— Problem to solve —
Quote all lines below exactly. Images stay out.
Start of Exercise data
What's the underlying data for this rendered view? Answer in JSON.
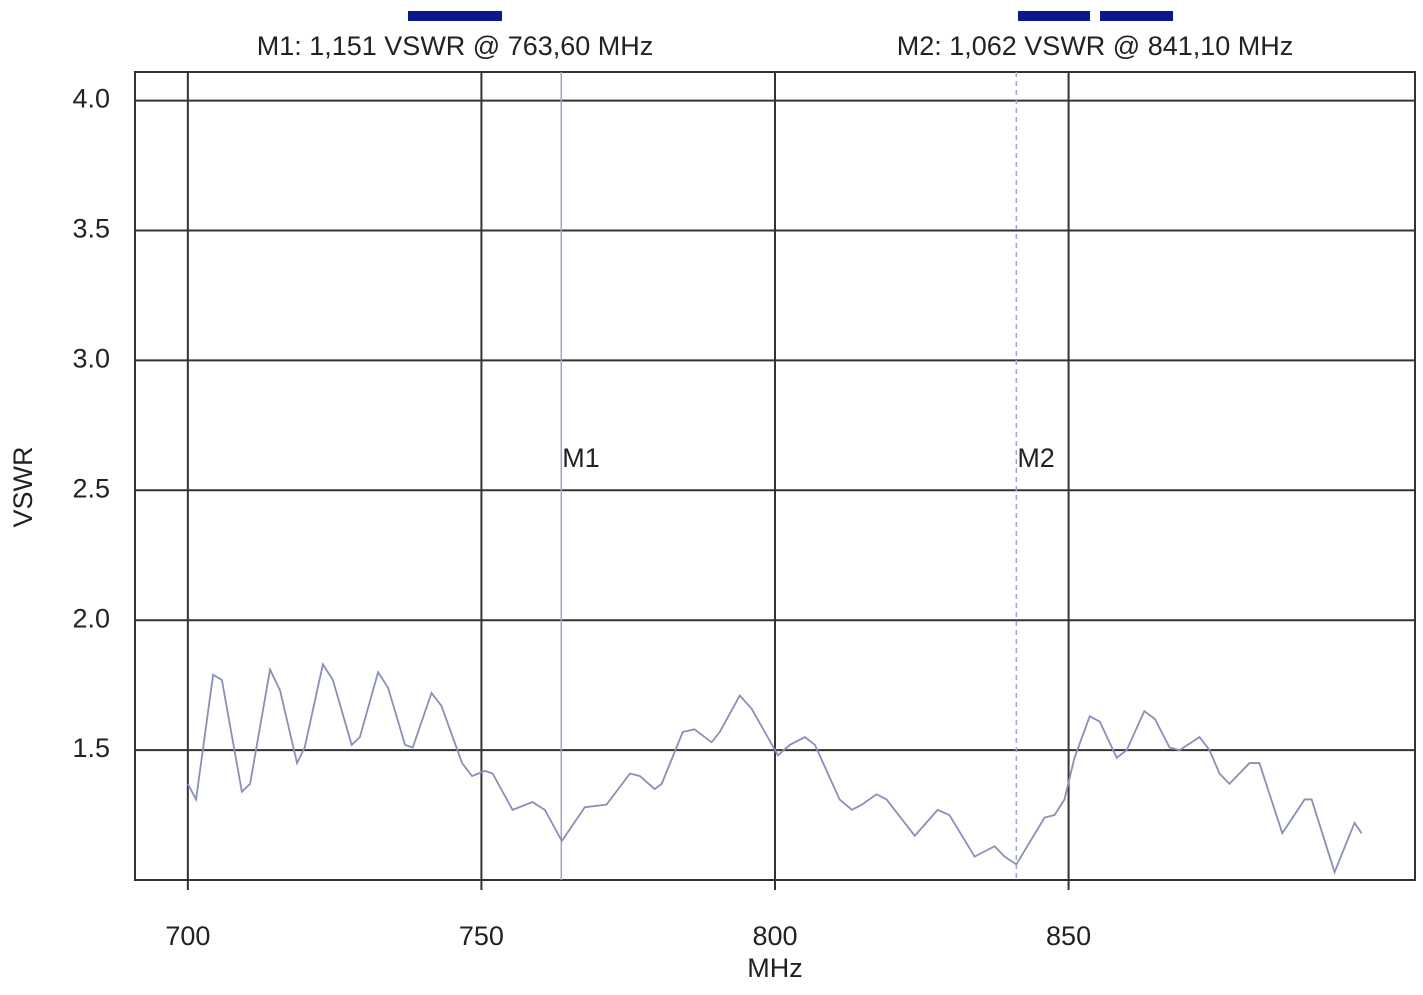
{
  "chart_data": {
    "type": "line",
    "xlabel": "MHz",
    "ylabel": "VSWR",
    "xlim": [
      691,
      909
    ],
    "xticks": [
      700,
      750,
      800,
      850
    ],
    "ylim": [
      1.0,
      4.11
    ],
    "yticks": [
      1.5,
      {
        "value": 2,
        "label": "2.0"
      },
      2.5,
      {
        "value": 3,
        "label": "3.0"
      },
      3.5,
      {
        "value": 4,
        "label": "4.0"
      }
    ],
    "grid": true,
    "series": [
      {
        "name": "VSWR",
        "color": "#8a8fb8",
        "x": [
          700,
          701.4,
          704.3,
          705.8,
          709.2,
          710.6,
          714,
          715.7,
          718.6,
          719.9,
          723,
          724.7,
          727.9,
          729.3,
          732.4,
          734.1,
          737,
          738.3,
          741.5,
          743.2,
          746.7,
          748.4,
          750.6,
          751.9,
          755.3,
          758.7,
          760.8,
          763.7,
          767.6,
          771.3,
          775.3,
          777,
          779.5,
          780.7,
          784.3,
          786.3,
          789.2,
          790.6,
          794,
          796,
          800.5,
          802.5,
          805.1,
          806.8,
          811,
          813.1,
          814.8,
          817.3,
          819,
          823.8,
          827.7,
          829.7,
          834,
          837.4,
          839.1,
          841.1,
          845.9,
          847.6,
          849.3,
          851,
          853.6,
          855.3,
          858.2,
          859.9,
          862.9,
          864.7,
          867.2,
          868.9,
          872.3,
          874,
          875.7,
          877.4,
          880.8,
          882.5,
          886.4,
          890.2,
          891.4,
          895.3,
          898.7,
          899.9
        ],
        "values": [
          1.37,
          1.31,
          1.79,
          1.77,
          1.34,
          1.37,
          1.81,
          1.73,
          1.45,
          1.51,
          1.83,
          1.77,
          1.52,
          1.55,
          1.8,
          1.74,
          1.52,
          1.51,
          1.72,
          1.67,
          1.45,
          1.4,
          1.42,
          1.41,
          1.27,
          1.3,
          1.27,
          1.15,
          1.28,
          1.29,
          1.41,
          1.4,
          1.35,
          1.37,
          1.57,
          1.58,
          1.53,
          1.57,
          1.71,
          1.66,
          1.48,
          1.52,
          1.55,
          1.52,
          1.31,
          1.27,
          1.29,
          1.33,
          1.31,
          1.17,
          1.27,
          1.25,
          1.09,
          1.13,
          1.09,
          1.06,
          1.24,
          1.25,
          1.31,
          1.47,
          1.63,
          1.61,
          1.47,
          1.5,
          1.65,
          1.62,
          1.51,
          1.5,
          1.55,
          1.5,
          1.41,
          1.37,
          1.45,
          1.45,
          1.18,
          1.31,
          1.31,
          1.03,
          1.22,
          1.18
        ]
      }
    ],
    "markers": [
      {
        "name": "M1",
        "x": 763.6,
        "label": "M1: 1,151 VSWR @ 763,60 MHz",
        "style": "solid"
      },
      {
        "name": "M2",
        "x": 841.1,
        "label": "M2: 1,062 VSWR @ 841,10 MHz",
        "style": "dashed"
      }
    ]
  }
}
End of Exercise data
— Answer to this problem —
What's the underlying data for this rendered view? Answer in JSON.
{
  "chart_data": {
    "type": "line",
    "xlabel": "MHz",
    "ylabel": "VSWR",
    "xlim": [
      691,
      909
    ],
    "xticks": [
      700,
      750,
      800,
      850
    ],
    "ylim": [
      1.0,
      4.11
    ],
    "yticks": [
      1.5,
      {
        "value": 2,
        "label": "2.0"
      },
      2.5,
      {
        "value": 3,
        "label": "3.0"
      },
      3.5,
      {
        "value": 4,
        "label": "4.0"
      }
    ],
    "grid": true,
    "series": [
      {
        "name": "VSWR",
        "color": "#8a8fb8",
        "x": [
          700,
          701.4,
          704.3,
          705.8,
          709.2,
          710.6,
          714,
          715.7,
          718.6,
          719.9,
          723,
          724.7,
          727.9,
          729.3,
          732.4,
          734.1,
          737,
          738.3,
          741.5,
          743.2,
          746.7,
          748.4,
          750.6,
          751.9,
          755.3,
          758.7,
          760.8,
          763.7,
          767.6,
          771.3,
          775.3,
          777,
          779.5,
          780.7,
          784.3,
          786.3,
          789.2,
          790.6,
          794,
          796,
          800.5,
          802.5,
          805.1,
          806.8,
          811,
          813.1,
          814.8,
          817.3,
          819,
          823.8,
          827.7,
          829.7,
          834,
          837.4,
          839.1,
          841.1,
          845.9,
          847.6,
          849.3,
          851,
          853.6,
          855.3,
          858.2,
          859.9,
          862.9,
          864.7,
          867.2,
          868.9,
          872.3,
          874,
          875.7,
          877.4,
          880.8,
          882.5,
          886.4,
          890.2,
          891.4,
          895.3,
          898.7,
          899.9
        ],
        "values": [
          1.37,
          1.31,
          1.79,
          1.77,
          1.34,
          1.37,
          1.81,
          1.73,
          1.45,
          1.51,
          1.83,
          1.77,
          1.52,
          1.55,
          1.8,
          1.74,
          1.52,
          1.51,
          1.72,
          1.67,
          1.45,
          1.4,
          1.42,
          1.41,
          1.27,
          1.3,
          1.27,
          1.15,
          1.28,
          1.29,
          1.41,
          1.4,
          1.35,
          1.37,
          1.57,
          1.58,
          1.53,
          1.57,
          1.71,
          1.66,
          1.48,
          1.52,
          1.55,
          1.52,
          1.31,
          1.27,
          1.29,
          1.33,
          1.31,
          1.17,
          1.27,
          1.25,
          1.09,
          1.13,
          1.09,
          1.06,
          1.24,
          1.25,
          1.31,
          1.47,
          1.63,
          1.61,
          1.47,
          1.5,
          1.65,
          1.62,
          1.51,
          1.5,
          1.55,
          1.5,
          1.41,
          1.37,
          1.45,
          1.45,
          1.18,
          1.31,
          1.31,
          1.03,
          1.22,
          1.18
        ]
      }
    ],
    "markers": [
      {
        "name": "M1",
        "x": 763.6,
        "label": "M1: 1,151 VSWR @ 763,60 MHz",
        "style": "solid"
      },
      {
        "name": "M2",
        "x": 841.1,
        "label": "M2: 1,062 VSWR @ 841,10 MHz",
        "style": "dashed"
      }
    ]
  }
}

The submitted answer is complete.